##### ENTRIES SHOWN

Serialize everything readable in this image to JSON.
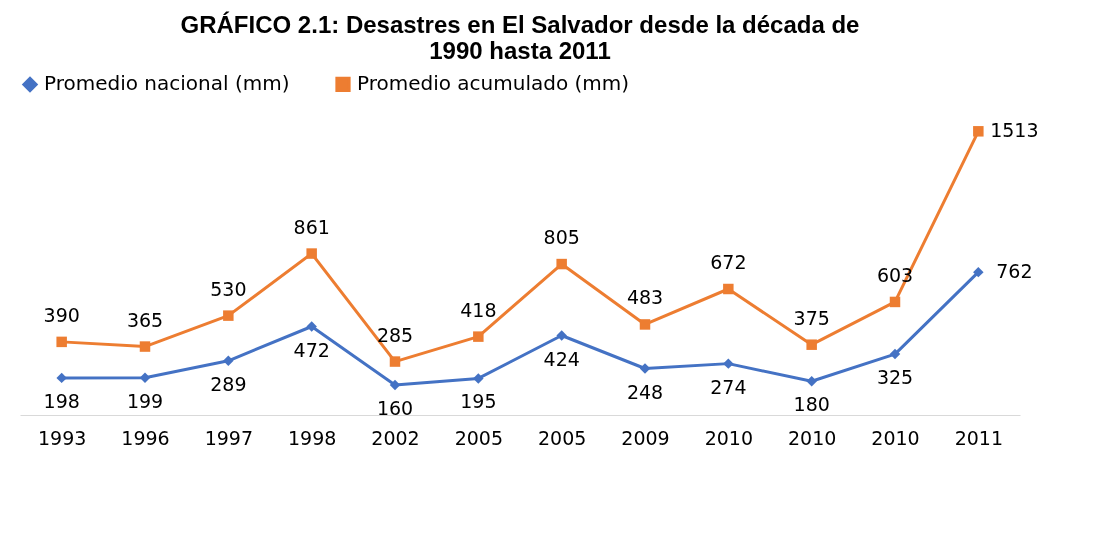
{
  "chart_data": {
    "type": "line",
    "title": "GRÁFICO 2.1: Desastres en El Salvador desde la década de\n1990 hasta 2011",
    "categories": [
      "1993",
      "1996",
      "1997",
      "1998",
      "2002",
      "2005",
      "2005",
      "2009",
      "2010",
      "2010",
      "2010",
      "2011"
    ],
    "series": [
      {
        "name": "Promedio nacional (mm)",
        "color": "#4472c4",
        "marker": "diamond",
        "values": [
          198,
          199,
          289,
          472,
          160,
          195,
          424,
          248,
          274,
          180,
          325,
          762
        ]
      },
      {
        "name": "Promedio acumulado (mm)",
        "color": "#ed7d31",
        "marker": "square",
        "values": [
          390,
          365,
          530,
          861,
          285,
          418,
          805,
          483,
          672,
          375,
          603,
          1513
        ]
      }
    ],
    "data_labels": true,
    "legend": "top",
    "grid": false,
    "tick_labels": "x"
  }
}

##########

* THE REQUEST: Extract every line of the records above that contains the word "Promedio".

* SOLUTION:
        "name": "Promedio nacional (mm)",
        "name": "Promedio acumulado (mm)",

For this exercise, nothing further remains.